◆ STATED GOAL
Print the data exactly as it is given, please.

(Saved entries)

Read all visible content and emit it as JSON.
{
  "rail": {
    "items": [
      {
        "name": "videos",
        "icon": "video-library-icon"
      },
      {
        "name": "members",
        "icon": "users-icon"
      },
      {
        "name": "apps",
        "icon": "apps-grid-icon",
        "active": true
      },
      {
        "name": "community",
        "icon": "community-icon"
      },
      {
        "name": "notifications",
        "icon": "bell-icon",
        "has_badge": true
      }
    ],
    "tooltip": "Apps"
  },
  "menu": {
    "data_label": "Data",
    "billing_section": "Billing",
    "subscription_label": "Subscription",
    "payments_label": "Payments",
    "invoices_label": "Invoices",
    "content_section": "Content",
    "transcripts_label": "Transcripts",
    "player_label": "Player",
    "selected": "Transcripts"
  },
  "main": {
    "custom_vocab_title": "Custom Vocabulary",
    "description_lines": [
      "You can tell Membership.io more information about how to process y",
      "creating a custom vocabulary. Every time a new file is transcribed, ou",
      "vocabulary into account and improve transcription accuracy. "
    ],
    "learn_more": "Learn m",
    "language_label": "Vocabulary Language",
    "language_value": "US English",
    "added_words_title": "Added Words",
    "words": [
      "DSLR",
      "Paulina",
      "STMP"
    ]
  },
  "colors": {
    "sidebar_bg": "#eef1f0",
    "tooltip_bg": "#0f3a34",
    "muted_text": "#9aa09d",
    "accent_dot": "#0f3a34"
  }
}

◆ RESPONSE TO THIS TASK
Read all visible content and emit it as JSON.
{
  "rail": {
    "items": [
      {
        "name": "videos",
        "icon": "video-library-icon"
      },
      {
        "name": "members",
        "icon": "users-icon"
      },
      {
        "name": "apps",
        "icon": "apps-grid-icon",
        "active": true
      },
      {
        "name": "community",
        "icon": "community-icon"
      },
      {
        "name": "notifications",
        "icon": "bell-icon",
        "has_badge": true
      }
    ],
    "tooltip": "Apps"
  },
  "menu": {
    "data_label": "Data",
    "billing_section": "Billing",
    "subscription_label": "Subscription",
    "payments_label": "Payments",
    "invoices_label": "Invoices",
    "content_section": "Content",
    "transcripts_label": "Transcripts",
    "player_label": "Player",
    "selected": "Transcripts"
  },
  "main": {
    "custom_vocab_title": "Custom Vocabulary",
    "description_lines": [
      "You can tell Membership.io more information about how to process y",
      "creating a custom vocabulary. Every time a new file is transcribed, ou",
      "vocabulary into account and improve transcription accuracy. "
    ],
    "learn_more": "Learn m",
    "language_label": "Vocabulary Language",
    "language_value": "US English",
    "added_words_title": "Added Words",
    "words": [
      "DSLR",
      "Paulina",
      "STMP"
    ]
  },
  "colors": {
    "sidebar_bg": "#eef1f0",
    "tooltip_bg": "#0f3a34",
    "muted_text": "#9aa09d",
    "accent_dot": "#0f3a34"
  }
}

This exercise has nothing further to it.